Make an exact transcription of the material, leaving out all images.
═════ PROVIDED ENTRIES
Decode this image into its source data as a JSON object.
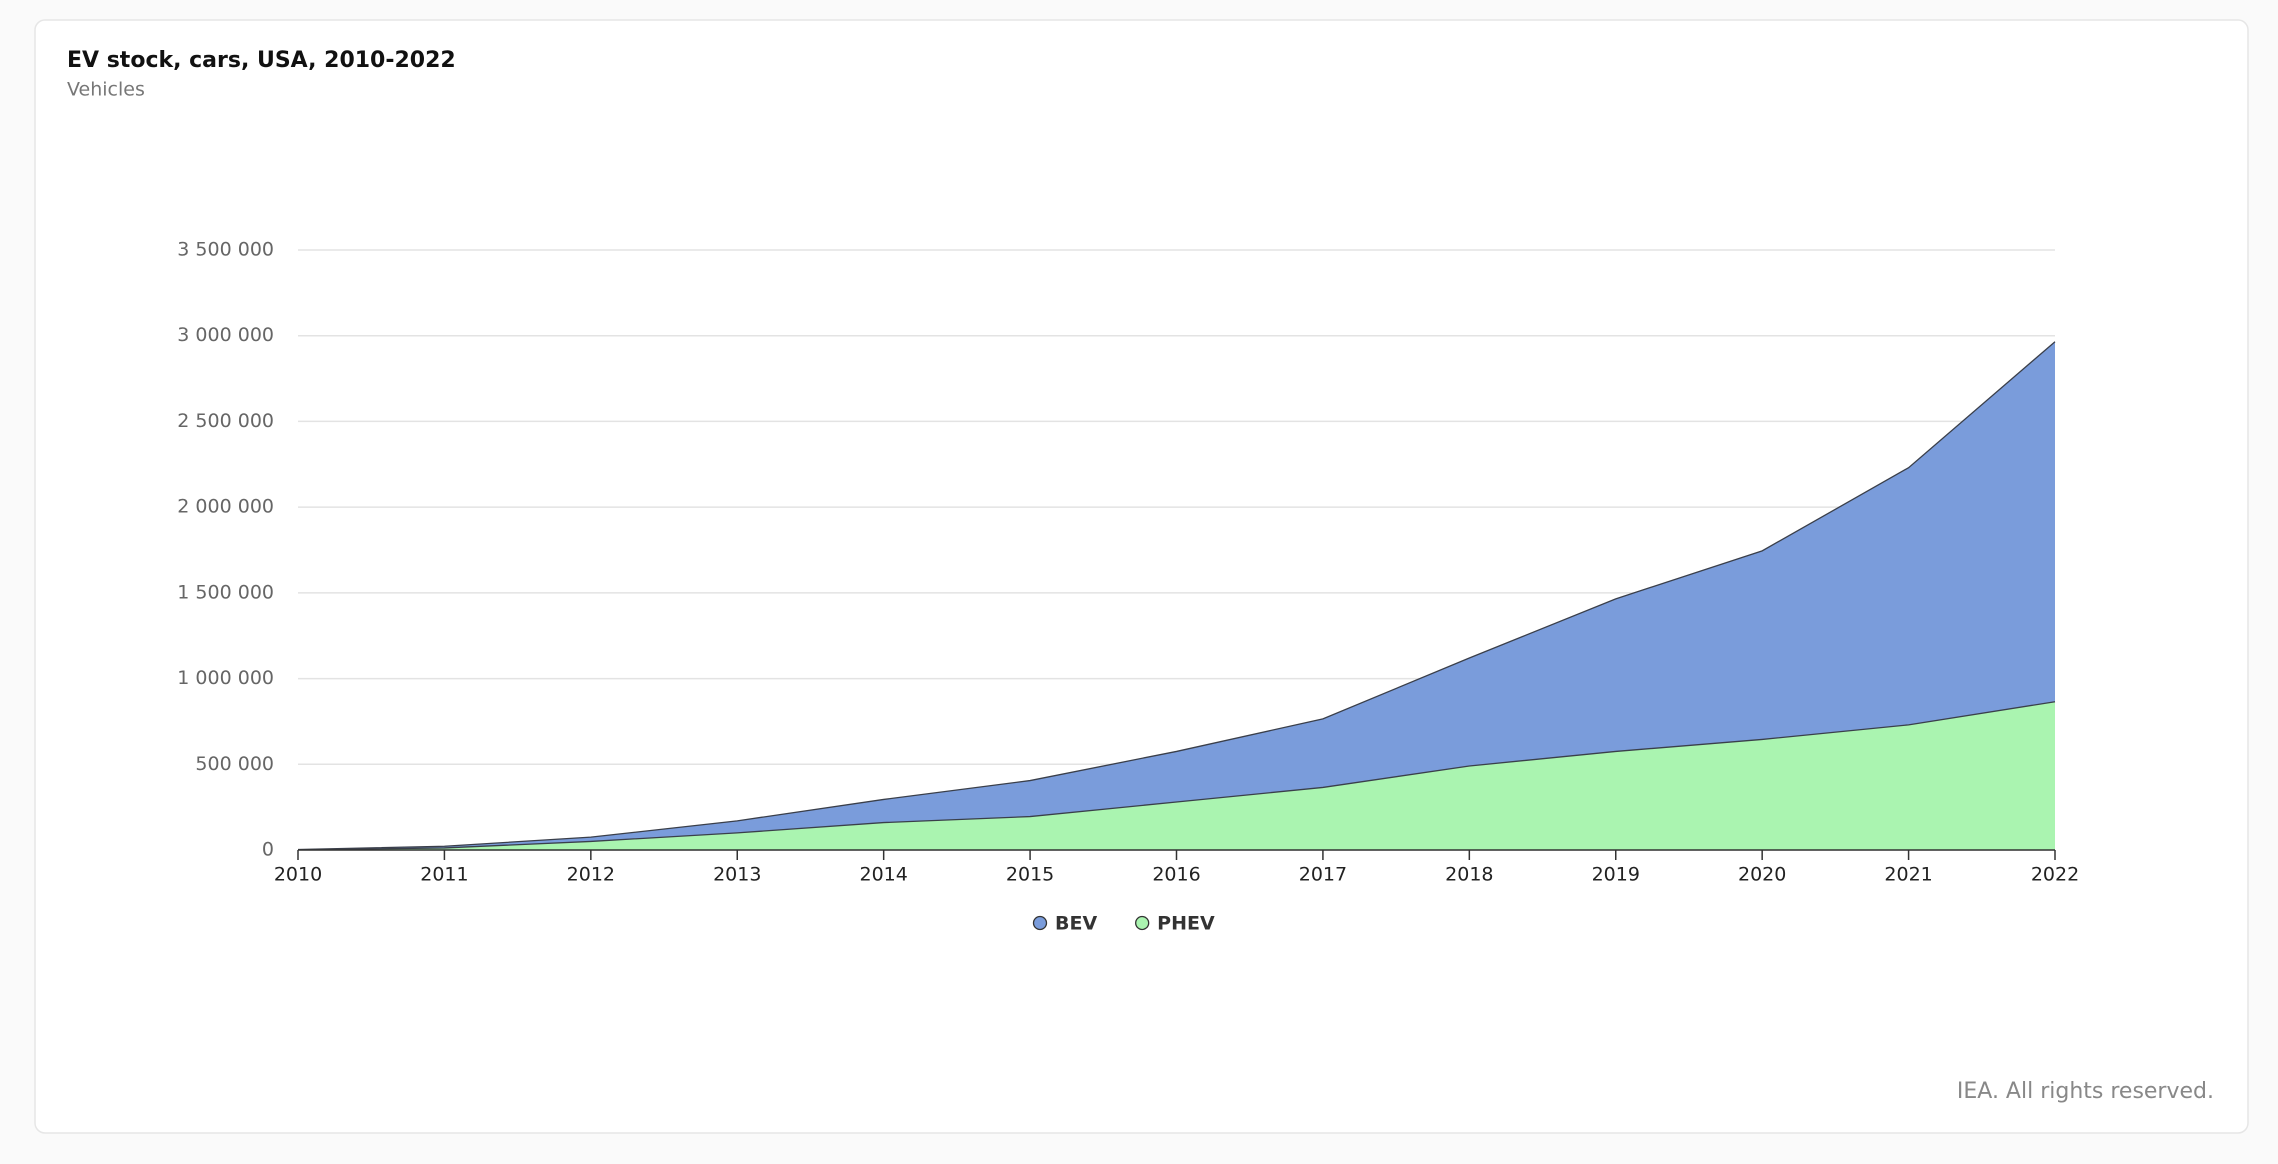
{
  "chart_data": {
    "type": "stacked-area",
    "title": "EV stock, cars, USA, 2010-2022",
    "subtitle": "Vehicles",
    "footer": "IEA. All rights reserved.",
    "x": [
      2010,
      2011,
      2012,
      2013,
      2014,
      2015,
      2016,
      2017,
      2018,
      2019,
      2020,
      2021,
      2022
    ],
    "xlim": [
      2010,
      2022
    ],
    "xticks": [
      2010,
      2011,
      2012,
      2013,
      2014,
      2015,
      2016,
      2017,
      2018,
      2019,
      2020,
      2021,
      2022
    ],
    "series": [
      {
        "name": "BEV",
        "color": "#7a9cdb",
        "values": [
          2000,
          10000,
          25000,
          70000,
          135000,
          210000,
          295000,
          400000,
          630000,
          890000,
          1100000,
          1500000,
          2100000
        ]
      },
      {
        "name": "PHEV",
        "color": "#aaf4b0",
        "values": [
          1000,
          12000,
          50000,
          100000,
          160000,
          195000,
          280000,
          365000,
          490000,
          575000,
          645000,
          730000,
          865000
        ]
      }
    ],
    "ylim": [
      0,
      3500000
    ],
    "yticks": [
      0,
      {
        "value": 500000,
        "label": "500 000"
      },
      {
        "value": 1000000,
        "label": "1 000 000"
      },
      {
        "value": 1500000,
        "label": "1 500 000"
      },
      {
        "value": 2000000,
        "label": "2 000 000"
      },
      {
        "value": 2500000,
        "label": "2 500 000"
      },
      {
        "value": 3000000,
        "label": "3 000 000"
      },
      {
        "value": 3500000,
        "label": "3 500 000"
      }
    ],
    "grid": true
  }
}
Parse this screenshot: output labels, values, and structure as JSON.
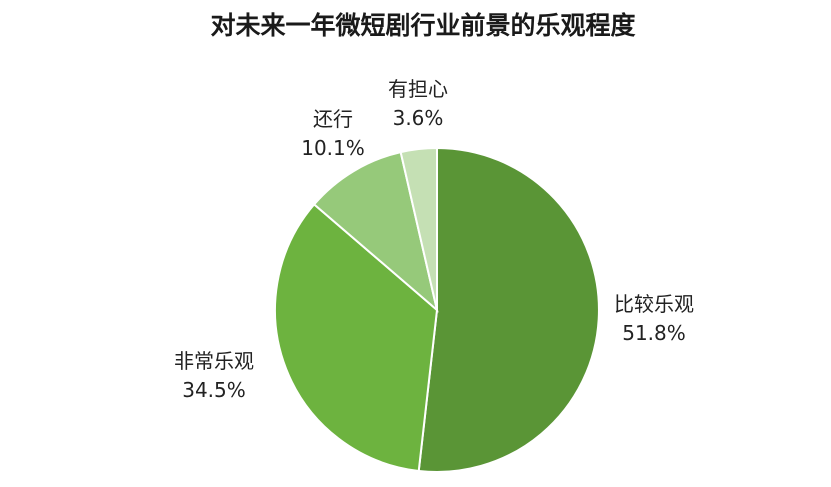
{
  "chart_data": {
    "type": "pie",
    "title": "对未来一年微短剧行业前景的乐观程度",
    "categories": [
      "比较乐观",
      "非常乐观",
      "还行",
      "有担心"
    ],
    "values": [
      51.8,
      34.5,
      10.1,
      3.6
    ],
    "value_labels": [
      "51.8%",
      "34.5%",
      "10.1%",
      "3.6%"
    ],
    "colors": [
      "#5a9536",
      "#6db33f",
      "#96c97a",
      "#c5e0b4"
    ],
    "start_angle_deg": 0,
    "direction": "clockwise",
    "legend": "none"
  }
}
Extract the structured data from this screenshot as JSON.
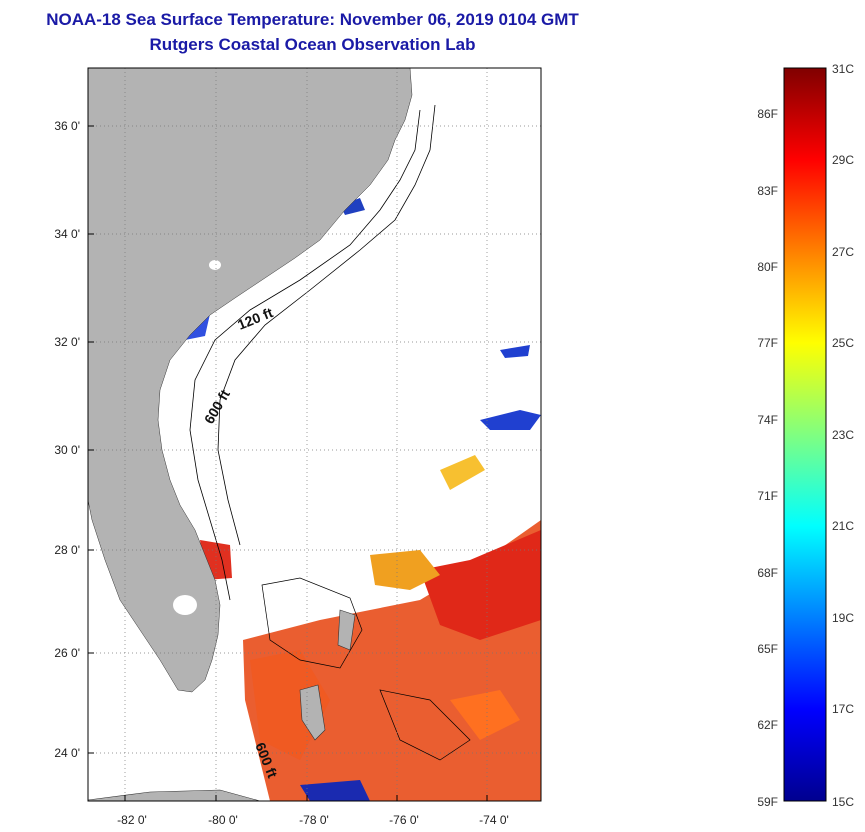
{
  "title": "NOAA-18 Sea Surface Temperature:  November 06, 2019 0104 GMT",
  "subtitle": "Rutgers Coastal Ocean Observation Lab",
  "map": {
    "lon_range": [
      -83,
      -73
    ],
    "lat_range": [
      23,
      37
    ],
    "x_ticks": [
      "-82 0'",
      "-80 0'",
      "-78 0'",
      "-76 0'",
      "-74 0'"
    ],
    "y_ticks": [
      "36 0'",
      "34 0'",
      "32 0'",
      "30 0'",
      "28 0'",
      "26 0'",
      "24 0'"
    ],
    "land_color": "#b3b3b3",
    "grid": "dotted"
  },
  "isobaths": [
    "120 ft",
    "600 ft",
    "600 ft"
  ],
  "colorbar": {
    "fahrenheit": [
      "86F",
      "83F",
      "80F",
      "77F",
      "74F",
      "71F",
      "68F",
      "65F",
      "62F",
      "59F"
    ],
    "celsius": [
      "31C",
      "29C",
      "27C",
      "25C",
      "23C",
      "21C",
      "19C",
      "17C",
      "15C"
    ],
    "colors": [
      "#00008f",
      "#0000ff",
      "#0080ff",
      "#00ffff",
      "#80ff80",
      "#ffff00",
      "#ff8000",
      "#ff0000",
      "#800000"
    ]
  }
}
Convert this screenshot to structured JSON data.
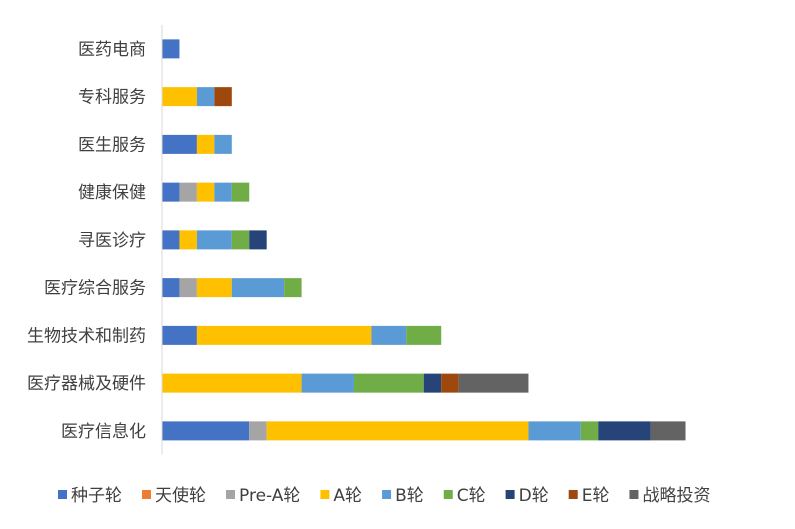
{
  "chart_data": {
    "type": "bar",
    "orientation": "horizontal",
    "stacked": true,
    "title": "",
    "xlabel": "",
    "ylabel": "",
    "xlim": [
      0,
      30
    ],
    "grid": false,
    "legend_position": "bottom",
    "categories": [
      "医药电商",
      "专科服务",
      "医生服务",
      "健康保健",
      "寻医诊疗",
      "医疗综合服务",
      "生物技术和制药",
      "医疗器械及硬件",
      "医疗信息化"
    ],
    "series": [
      {
        "name": "种子轮",
        "color": "#4472C4",
        "values": [
          1,
          0,
          2,
          1,
          1,
          1,
          2,
          0,
          5
        ]
      },
      {
        "name": "天使轮",
        "color": "#ED7D31",
        "values": [
          0,
          0,
          0,
          0,
          0,
          0,
          0,
          0,
          0
        ]
      },
      {
        "name": "Pre-A轮",
        "color": "#A5A5A5",
        "values": [
          0,
          0,
          0,
          1,
          0,
          1,
          0,
          0,
          1
        ]
      },
      {
        "name": "A轮",
        "color": "#FFC000",
        "values": [
          0,
          2,
          1,
          1,
          1,
          2,
          10,
          8,
          15
        ]
      },
      {
        "name": "B轮",
        "color": "#5B9BD5",
        "values": [
          0,
          1,
          1,
          1,
          2,
          3,
          2,
          3,
          3
        ]
      },
      {
        "name": "C轮",
        "color": "#70AD47",
        "values": [
          0,
          0,
          0,
          1,
          1,
          1,
          2,
          4,
          1
        ]
      },
      {
        "name": "D轮",
        "color": "#264478",
        "values": [
          0,
          0,
          0,
          0,
          1,
          0,
          0,
          1,
          3
        ]
      },
      {
        "name": "E轮",
        "color": "#9E480E",
        "values": [
          0,
          1,
          0,
          0,
          0,
          0,
          0,
          1,
          0
        ]
      },
      {
        "name": "战略投资",
        "color": "#636363",
        "values": [
          0,
          0,
          0,
          0,
          0,
          0,
          0,
          4,
          2
        ]
      }
    ]
  }
}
══════════
WRITTEN ANSWER:
Decode this image into its source data as a JSON object.
{
  "chart_data": {
    "type": "stacked-area",
    "title": "EV stock, cars, USA, 2010-2022",
    "subtitle": "Vehicles",
    "footer": "IEA. All rights reserved.",
    "x": [
      2010,
      2011,
      2012,
      2013,
      2014,
      2015,
      2016,
      2017,
      2018,
      2019,
      2020,
      2021,
      2022
    ],
    "xlim": [
      2010,
      2022
    ],
    "xticks": [
      2010,
      2011,
      2012,
      2013,
      2014,
      2015,
      2016,
      2017,
      2018,
      2019,
      2020,
      2021,
      2022
    ],
    "series": [
      {
        "name": "BEV",
        "color": "#7a9cdb",
        "values": [
          2000,
          10000,
          25000,
          70000,
          135000,
          210000,
          295000,
          400000,
          630000,
          890000,
          1100000,
          1500000,
          2100000
        ]
      },
      {
        "name": "PHEV",
        "color": "#aaf4b0",
        "values": [
          1000,
          12000,
          50000,
          100000,
          160000,
          195000,
          280000,
          365000,
          490000,
          575000,
          645000,
          730000,
          865000
        ]
      }
    ],
    "ylim": [
      0,
      3500000
    ],
    "yticks": [
      0,
      {
        "value": 500000,
        "label": "500 000"
      },
      {
        "value": 1000000,
        "label": "1 000 000"
      },
      {
        "value": 1500000,
        "label": "1 500 000"
      },
      {
        "value": 2000000,
        "label": "2 000 000"
      },
      {
        "value": 2500000,
        "label": "2 500 000"
      },
      {
        "value": 3000000,
        "label": "3 000 000"
      },
      {
        "value": 3500000,
        "label": "3 500 000"
      }
    ],
    "grid": true
  }
}
Parse this screenshot: output labels, values, and structure as JSON.
{
  "chart_data": {
    "type": "pie",
    "title": "对未来一年微短剧行业前景的乐观程度",
    "categories": [
      "比较乐观",
      "非常乐观",
      "还行",
      "有担心"
    ],
    "values": [
      51.8,
      34.5,
      10.1,
      3.6
    ],
    "value_labels": [
      "51.8%",
      "34.5%",
      "10.1%",
      "3.6%"
    ],
    "colors": [
      "#5a9536",
      "#6db33f",
      "#96c97a",
      "#c5e0b4"
    ],
    "start_angle_deg": 0,
    "direction": "clockwise",
    "legend": "none"
  }
}
Extract the structured data from this screenshot as JSON.
{
  "title": "NOAA-18 Sea Surface Temperature:  November 06, 2019 0104 GMT",
  "subtitle": "Rutgers Coastal Ocean Observation Lab",
  "map": {
    "lon_range": [
      -83,
      -73
    ],
    "lat_range": [
      23,
      37
    ],
    "x_ticks": [
      "-82 0'",
      "-80 0'",
      "-78 0'",
      "-76 0'",
      "-74 0'"
    ],
    "y_ticks": [
      "36 0'",
      "34 0'",
      "32 0'",
      "30 0'",
      "28 0'",
      "26 0'",
      "24 0'"
    ],
    "land_color": "#b3b3b3",
    "grid": "dotted"
  },
  "isobaths": [
    "120 ft",
    "600 ft",
    "600 ft"
  ],
  "colorbar": {
    "fahrenheit": [
      "86F",
      "83F",
      "80F",
      "77F",
      "74F",
      "71F",
      "68F",
      "65F",
      "62F",
      "59F"
    ],
    "celsius": [
      "31C",
      "29C",
      "27C",
      "25C",
      "23C",
      "21C",
      "19C",
      "17C",
      "15C"
    ],
    "colors": [
      "#00008f",
      "#0000ff",
      "#0080ff",
      "#00ffff",
      "#80ff80",
      "#ffff00",
      "#ff8000",
      "#ff0000",
      "#800000"
    ]
  }
}
Convert this screenshot to structured JSON data.
{
  "chart_data": {
    "type": "bar",
    "orientation": "horizontal",
    "stacked": true,
    "title": "",
    "xlabel": "",
    "ylabel": "",
    "xlim": [
      0,
      30
    ],
    "grid": false,
    "legend_position": "bottom",
    "categories": [
      "医药电商",
      "专科服务",
      "医生服务",
      "健康保健",
      "寻医诊疗",
      "医疗综合服务",
      "生物技术和制药",
      "医疗器械及硬件",
      "医疗信息化"
    ],
    "series": [
      {
        "name": "种子轮",
        "color": "#4472C4",
        "values": [
          1,
          0,
          2,
          1,
          1,
          1,
          2,
          0,
          5
        ]
      },
      {
        "name": "天使轮",
        "color": "#ED7D31",
        "values": [
          0,
          0,
          0,
          0,
          0,
          0,
          0,
          0,
          0
        ]
      },
      {
        "name": "Pre-A轮",
        "color": "#A5A5A5",
        "values": [
          0,
          0,
          0,
          1,
          0,
          1,
          0,
          0,
          1
        ]
      },
      {
        "name": "A轮",
        "color": "#FFC000",
        "values": [
          0,
          2,
          1,
          1,
          1,
          2,
          10,
          8,
          15
        ]
      },
      {
        "name": "B轮",
        "color": "#5B9BD5",
        "values": [
          0,
          1,
          1,
          1,
          2,
          3,
          2,
          3,
          3
        ]
      },
      {
        "name": "C轮",
        "color": "#70AD47",
        "values": [
          0,
          0,
          0,
          1,
          1,
          1,
          2,
          4,
          1
        ]
      },
      {
        "name": "D轮",
        "color": "#264478",
        "values": [
          0,
          0,
          0,
          0,
          1,
          0,
          0,
          1,
          3
        ]
      },
      {
        "name": "E轮",
        "color": "#9E480E",
        "values": [
          0,
          1,
          0,
          0,
          0,
          0,
          0,
          1,
          0
        ]
      },
      {
        "name": "战略投资",
        "color": "#636363",
        "values": [
          0,
          0,
          0,
          0,
          0,
          0,
          0,
          4,
          2
        ]
      }
    ]
  }
}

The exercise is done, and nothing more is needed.